● Problem to solve
Write out the entire listing below exactly as it appears, minus any pictures.

● The input
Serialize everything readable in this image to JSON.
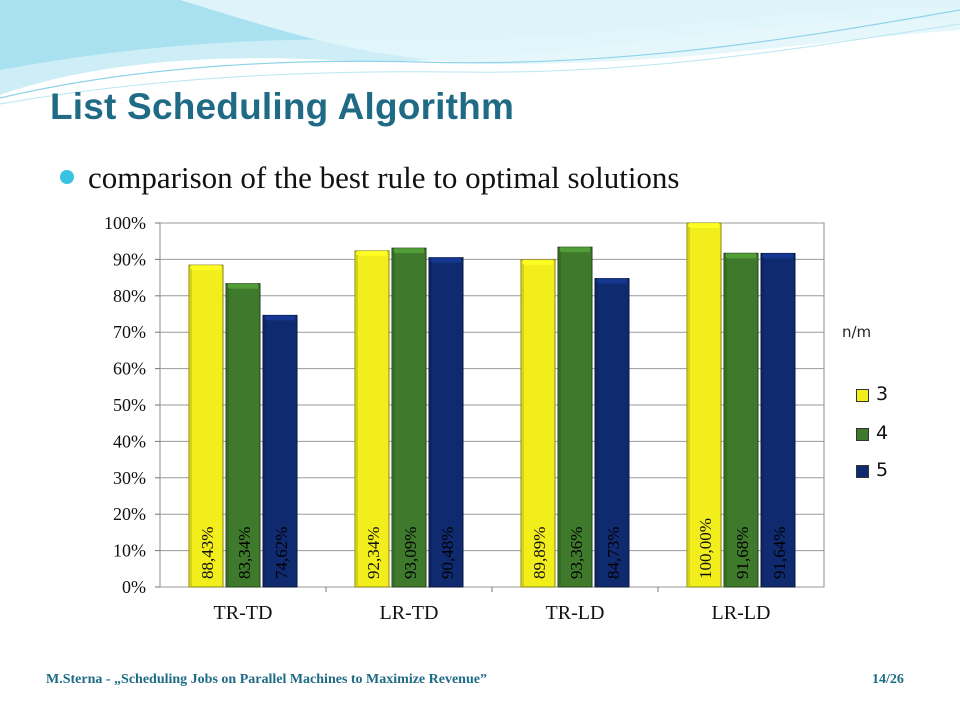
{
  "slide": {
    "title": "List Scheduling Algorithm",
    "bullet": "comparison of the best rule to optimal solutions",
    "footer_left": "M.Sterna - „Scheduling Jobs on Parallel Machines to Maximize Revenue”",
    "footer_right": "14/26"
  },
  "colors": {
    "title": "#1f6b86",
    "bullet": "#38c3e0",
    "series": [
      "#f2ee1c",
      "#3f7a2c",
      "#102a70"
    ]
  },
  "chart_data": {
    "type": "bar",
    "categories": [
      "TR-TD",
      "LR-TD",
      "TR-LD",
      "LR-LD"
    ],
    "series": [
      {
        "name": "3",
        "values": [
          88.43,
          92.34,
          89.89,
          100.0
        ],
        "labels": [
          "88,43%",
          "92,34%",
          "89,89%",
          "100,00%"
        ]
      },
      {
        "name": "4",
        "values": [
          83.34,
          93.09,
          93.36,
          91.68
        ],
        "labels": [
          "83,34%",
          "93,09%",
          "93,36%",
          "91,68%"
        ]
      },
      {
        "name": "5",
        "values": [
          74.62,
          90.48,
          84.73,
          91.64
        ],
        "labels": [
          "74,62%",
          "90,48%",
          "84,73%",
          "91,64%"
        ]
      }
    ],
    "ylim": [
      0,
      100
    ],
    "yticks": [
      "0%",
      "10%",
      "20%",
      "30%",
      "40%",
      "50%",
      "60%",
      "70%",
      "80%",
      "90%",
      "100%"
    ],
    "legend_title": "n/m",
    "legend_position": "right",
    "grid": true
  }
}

● Exercise answer
Serialize everything readable in this image to JSON.
{
  "slide": {
    "title": "List Scheduling Algorithm",
    "bullet": "comparison of the best rule to optimal solutions",
    "footer_left": "M.Sterna - „Scheduling Jobs on Parallel Machines to Maximize Revenue”",
    "footer_right": "14/26"
  },
  "colors": {
    "title": "#1f6b86",
    "bullet": "#38c3e0",
    "series": [
      "#f2ee1c",
      "#3f7a2c",
      "#102a70"
    ]
  },
  "chart_data": {
    "type": "bar",
    "categories": [
      "TR-TD",
      "LR-TD",
      "TR-LD",
      "LR-LD"
    ],
    "series": [
      {
        "name": "3",
        "values": [
          88.43,
          92.34,
          89.89,
          100.0
        ],
        "labels": [
          "88,43%",
          "92,34%",
          "89,89%",
          "100,00%"
        ]
      },
      {
        "name": "4",
        "values": [
          83.34,
          93.09,
          93.36,
          91.68
        ],
        "labels": [
          "83,34%",
          "93,09%",
          "93,36%",
          "91,68%"
        ]
      },
      {
        "name": "5",
        "values": [
          74.62,
          90.48,
          84.73,
          91.64
        ],
        "labels": [
          "74,62%",
          "90,48%",
          "84,73%",
          "91,64%"
        ]
      }
    ],
    "ylim": [
      0,
      100
    ],
    "yticks": [
      "0%",
      "10%",
      "20%",
      "30%",
      "40%",
      "50%",
      "60%",
      "70%",
      "80%",
      "90%",
      "100%"
    ],
    "legend_title": "n/m",
    "legend_position": "right",
    "grid": true
  }
}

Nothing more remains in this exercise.